> [Set problem]: Report only the number of lines in the records that contain the word "Jingle".

(Records from a collection)
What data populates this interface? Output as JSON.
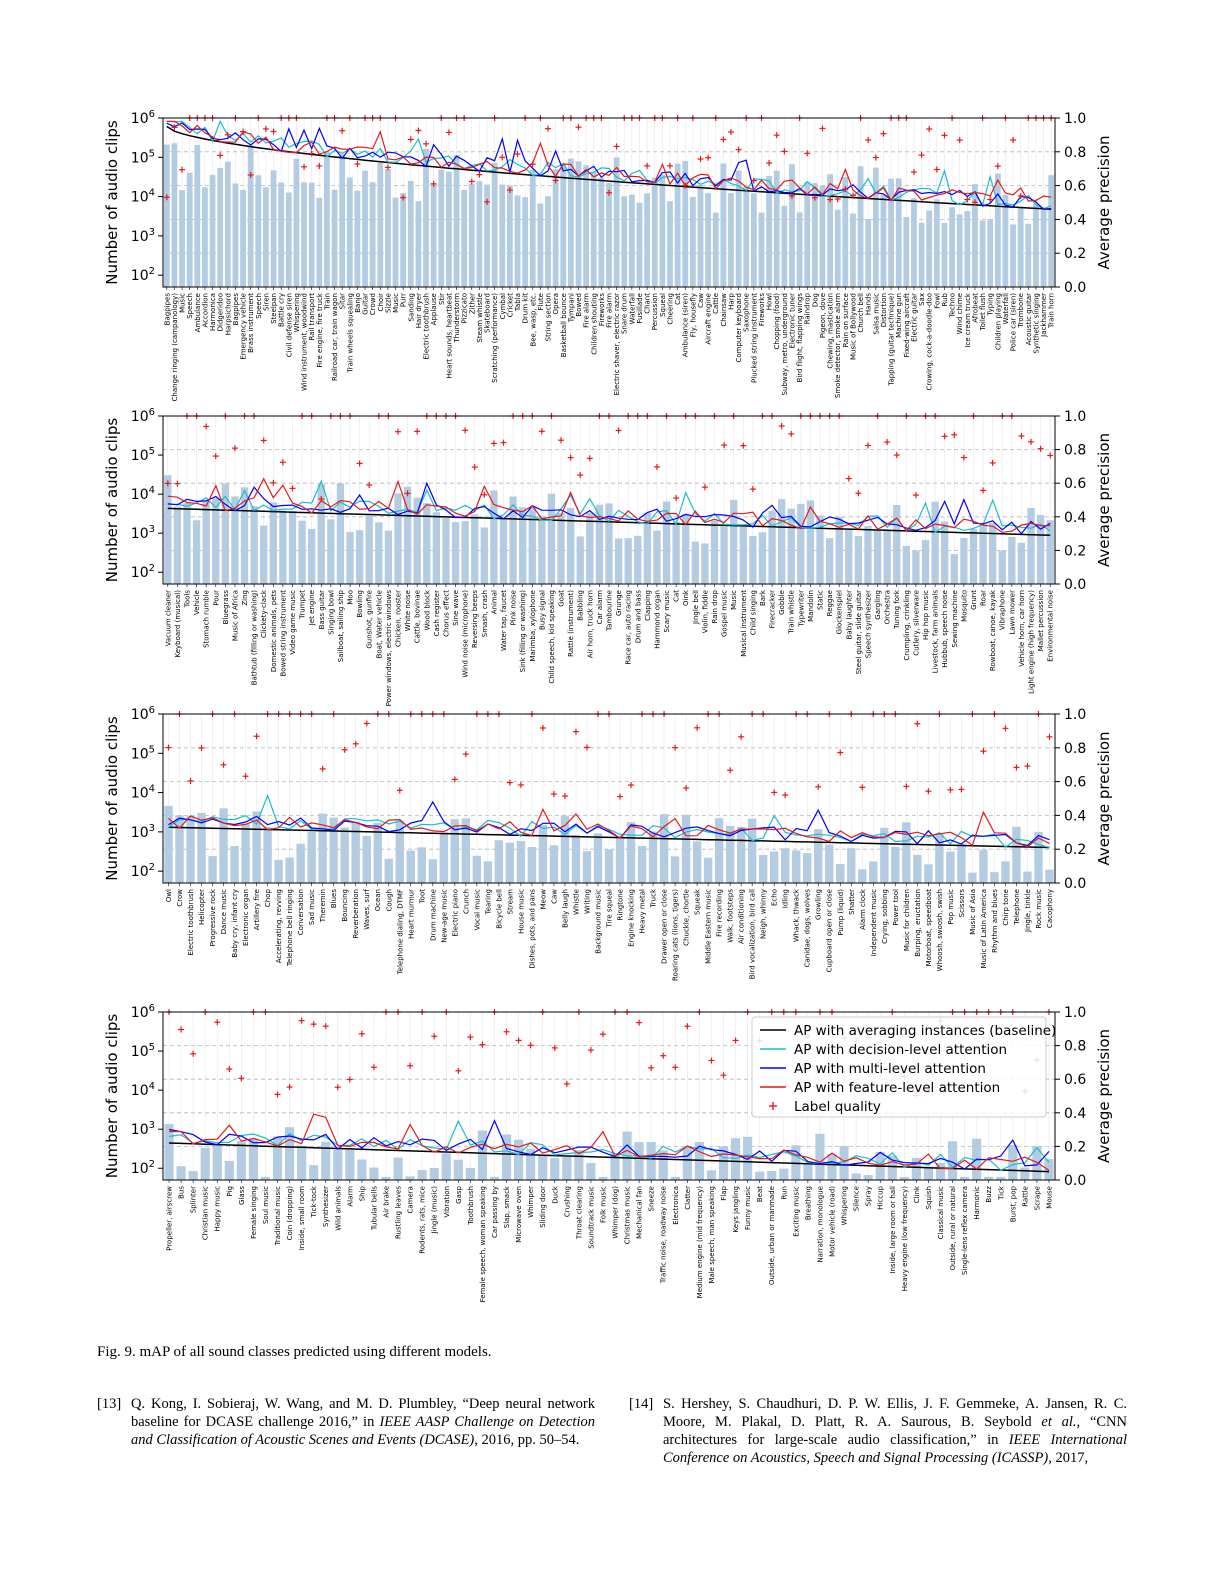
{
  "figure": {
    "caption_label": "Fig. 9.",
    "caption_text": "mAP of all sound classes predicted using different models."
  },
  "chart_data": {
    "type": "bar+line",
    "left_axis_label": "Number of audio clips",
    "right_axis_label": "Average precision",
    "left_axis_scale": "log",
    "left_axis_range": [
      50,
      1000000
    ],
    "left_tick_labels": [
      "10^2",
      "10^3",
      "10^4",
      "10^5",
      "10^6"
    ],
    "right_axis_range": [
      0.0,
      1.0
    ],
    "right_tick_labels": [
      "0.0",
      "0.2",
      "0.4",
      "0.6",
      "0.8",
      "1.0"
    ],
    "grid": "horizontal dashed at 0.2, 0.4, 0.6, 0.8; vertical light per class",
    "legend": {
      "placement": "top-right of bottom panel",
      "entries": [
        {
          "label": "AP with averaging instances (baseline)",
          "color": "#000000",
          "kind": "line"
        },
        {
          "label": "AP with decision-level attention",
          "color": "#17becf",
          "kind": "line"
        },
        {
          "label": "AP with multi-level attention",
          "color": "#0000ff",
          "kind": "line"
        },
        {
          "label": "AP with feature-level attention",
          "color": "#e41a1c",
          "kind": "line"
        },
        {
          "label": "Label quality",
          "color": "#e41a1c",
          "kind": "marker"
        }
      ]
    },
    "bar_color": "#b4cce2",
    "panels": [
      {
        "classes": [
          "Bagpipes",
          "Change ringing (campanology)",
          "Music",
          "Speech",
          "Ambulance",
          "Accordion",
          "Harmonica",
          "Didgeridoo",
          "Harpsichord",
          "Bagpipes",
          "Emergency vehicle",
          "Brass instrument",
          "Speech",
          "Siren",
          "Steelpan",
          "Battle cry",
          "Civil defense siren",
          "Whispering",
          "Wind instrument, woodwind",
          "Rail transport",
          "Fire engine, fire truck",
          "Train",
          "Railroad car, train wagon",
          "Sitar",
          "Train wheels squealing",
          "Banjo",
          "Guitar",
          "Crowd",
          "Choir",
          "Sizzle",
          "Music",
          "Purr",
          "Sanding",
          "Hair dryer",
          "Electric toothbrush",
          "Applause",
          "Stir",
          "Heart sounds, heartbeat",
          "Thunderstorm",
          "Pizzicato",
          "Zither",
          "Steam whistle",
          "Skateboard",
          "Scratching (performance)",
          "Cymbal",
          "Cricket",
          "Tabla",
          "Drum kit",
          "Bee, wasp, etc.",
          "Flute",
          "String section",
          "Opera",
          "Basketball bounce",
          "Tympani",
          "Bowed",
          "Fire alarm",
          "Children shouting",
          "Fireworks",
          "Fire alarm",
          "Electric shaver, electric razor",
          "Snare drum",
          "Waterfall",
          "Fusillade",
          "Chant",
          "Percussion",
          "Squeal",
          "Cheering",
          "Cat",
          "Ambulance (siren)",
          "Fly, housefly",
          "Caw",
          "Aircraft engine",
          "Cattle",
          "Chainsaw",
          "Harp",
          "Computer keyboard",
          "Saxophone",
          "Plucked string instrument",
          "Fireworks",
          "Howl",
          "Chopping (food)",
          "Subway, metro, underground",
          "Electronic tuner",
          "Bird flight, flapping wings",
          "Raindrop",
          "Dog",
          "Pigeon, dove",
          "Chewing, mastication",
          "Smoke detector, smoke alarm",
          "Rain on surface",
          "Music of Bollywood",
          "Church bell",
          "Hands",
          "Salsa music",
          "Distortion",
          "Tapping (guitar technique)",
          "Machine gun",
          "Fixed-wing aircraft",
          "Electric guitar",
          "Sax",
          "Crowing, cock-a-doodle-doo",
          "Fowl",
          "Rub",
          "Techno",
          "Wind chime",
          "Ice cream truck",
          "Afrobeat",
          "Toilet flush",
          "Typing",
          "Children playing",
          "Waterfall",
          "Police car (siren)",
          "Trombone",
          "Acoustic guitar",
          "Synthetic singing",
          "Jackhammer",
          "Train horn"
        ]
      },
      {
        "classes": [
          "Vacuum cleaner",
          "Keyboard (musical)",
          "Tools",
          "Vehicle",
          "Stomach rumble",
          "Pour",
          "Bluegrass",
          "Music of Africa",
          "Zing",
          "Bathtub (filling or washing)",
          "Clickety-clack",
          "Domestic animals, pets",
          "Bowed string instrument",
          "Video game music",
          "Trumpet",
          "Jet engine",
          "Bass guitar",
          "Singing bowl",
          "Sailboat, sailing ship",
          "Moo",
          "Bowling",
          "Gunshot, gunfire",
          "Boat, Water vehicle",
          "Power windows, electric windows",
          "Chicken, rooster",
          "White noise",
          "Cattle, bovinae",
          "Wood block",
          "Cash register",
          "Chorus effect",
          "Sine wave",
          "Wind noise (microphone)",
          "Reversing beeps",
          "Smash, crash",
          "Animal",
          "Water tap, faucet",
          "Pink noise",
          "Sink (filling or washing)",
          "Marimba, xylophone",
          "Busy signal",
          "Child speech, kid speaking",
          "Goat",
          "Rattle (instrument)",
          "Babbling",
          "Air horn, truck horn",
          "Car alarm",
          "Tambourine",
          "Grunge",
          "Race car, auto racing",
          "Drum and bass",
          "Clapping",
          "Hammond organ",
          "Scary music",
          "Cat",
          "Oink",
          "Jingle bell",
          "Violin, fiddle",
          "Rain drop",
          "Gospel music",
          "Music",
          "Musical instrument",
          "Child singing",
          "Bark",
          "Firecracker",
          "Gobble",
          "Train whistle",
          "Typewriter",
          "Mandolin",
          "Static",
          "Reggae",
          "Glockenspiel",
          "Baby laughter",
          "Steel guitar, slide guitar",
          "Speech synthesizer",
          "Gargling",
          "Orchestra",
          "Tuning fork",
          "Crumpling, crinkling",
          "Cutlery, silverware",
          "Hip hop music",
          "Livestock, farm animals",
          "Hubbub, speech noise",
          "Sewing machine",
          "Mosquito",
          "Grunt",
          "Roar",
          "Rowboat, canoe, kayak",
          "Vibraphone",
          "Lawn mower",
          "Vehicle horn, car horn",
          "Light engine (high frequency)",
          "Mallet percussion",
          "Environmental noise"
        ]
      },
      {
        "classes": [
          "Owl",
          "Crow",
          "Electric toothbrush",
          "Helicopter",
          "Progressive rock",
          "Dance music",
          "Baby cry, infant cry",
          "Electronic organ",
          "Artillery fire",
          "Chop",
          "Accelerating, revving",
          "Telephone bell ringing",
          "Conversation",
          "Sad music",
          "Theremin",
          "Blues",
          "Bouncing",
          "Reverberation",
          "Waves, surf",
          "Ocean",
          "Cough",
          "Telephone dialing, DTMF",
          "Heart murmur",
          "Toot",
          "Drum machine",
          "New-age music",
          "Electric piano",
          "Crunch",
          "Vocal music",
          "Tearing",
          "Bicycle bell",
          "Stream",
          "House music",
          "Dishes, pots, and pans",
          "Meow",
          "Caw",
          "Belly laugh",
          "Whistle",
          "Writing",
          "Background music",
          "Tire squeal",
          "Ringtone",
          "Engine knocking",
          "Heavy metal",
          "Truck",
          "Drawer open or close",
          "Roaring cats (lions, tigers)",
          "Chuckle, chortle",
          "Squeak",
          "Middle Eastern music",
          "Fire recording",
          "Walk, footsteps",
          "Air conditioning",
          "Bird vocalization, bird call",
          "Neigh, whinny",
          "Echo",
          "Idling",
          "Whack, thwack",
          "Canidae, dogs, wolves",
          "Growling",
          "Cupboard open or close",
          "Pump (liquid)",
          "Shatter",
          "Alarm clock",
          "Independent music",
          "Crying, sobbing",
          "Power tool",
          "Music for children",
          "Burping, eructation",
          "Motorboat, speedboat",
          "Whoosh, swoosh, swish",
          "Pop music",
          "Scissors",
          "Music of Asia",
          "Music of Latin America",
          "Rhythm and blues",
          "Chirp tone",
          "Telephone",
          "Jingle, tinkle",
          "Rock music",
          "Cacophony"
        ]
      },
      {
        "classes": [
          "Propeller, airscrew",
          "Bus",
          "Splinter",
          "Christian music",
          "Happy music",
          "Pig",
          "Glass",
          "Female singing",
          "Soul music",
          "Traditional music",
          "Coin (dropping)",
          "Inside, small room",
          "Tick-tock",
          "Synthesizer",
          "Wild animals",
          "Alarm",
          "Ship",
          "Tubular bells",
          "Air brake",
          "Rustling leaves",
          "Camera",
          "Rodents, rats, mice",
          "Jingle (music)",
          "Vibration",
          "Gasp",
          "Toothbrush",
          "Female speech, woman speaking",
          "Car passing by",
          "Slap, smack",
          "Microwave oven",
          "Whimper",
          "Sliding door",
          "Duck",
          "Crushing",
          "Throat clearing",
          "Soundtrack music",
          "Folk music",
          "Whimper (dog)",
          "Christmas music",
          "Mechanical fan",
          "Sneeze",
          "Traffic noise, roadway noise",
          "Electronica",
          "Clatter",
          "Medium engine (mid frequency)",
          "Male speech, man speaking",
          "Flap",
          "Keys jangling",
          "Funny music",
          "Beat",
          "Outside, urban or manmade",
          "Run",
          "Exciting music",
          "Breathing",
          "Narration, monologue",
          "Motor vehicle (road)",
          "Whispering",
          "Silence",
          "Spray",
          "Hiccup",
          "Inside, large room or hall",
          "Heavy engine (low frequency)",
          "Clink",
          "Squish",
          "Classical music",
          "Outside, rural or natural",
          "Single-lens reflex camera",
          "Harmonic",
          "Buzz",
          "Tick",
          "Burst, pop",
          "Rattle",
          "Scrape",
          "Mouse"
        ]
      }
    ]
  },
  "references": [
    {
      "num": "[13]",
      "pre": "Q. Kong, I. Sobieraj, W. Wang, and M. D. Plumbley, “Deep neural network baseline for DCASE challenge 2016,” in ",
      "venue": "IEEE AASP Challenge on Detection and Classification of Acoustic Scenes and Events (DCASE)",
      "post": ", 2016, pp. 50–54."
    },
    {
      "num": "[14]",
      "pre": "S. Hershey, S. Chaudhuri, D. P. W. Ellis, J. F. Gemmeke, A. Jansen, R. C. Moore, M. Plakal, D. Platt, R. A. Saurous, B. Seybold ",
      "etal": "et al.",
      "mid": ", “CNN architectures for large-scale audio classification,” in ",
      "venue": "IEEE International Conference on Acoustics, Speech and Signal Processing (ICASSP)",
      "post": ", 2017,"
    }
  ]
}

> [Problem solution]: 3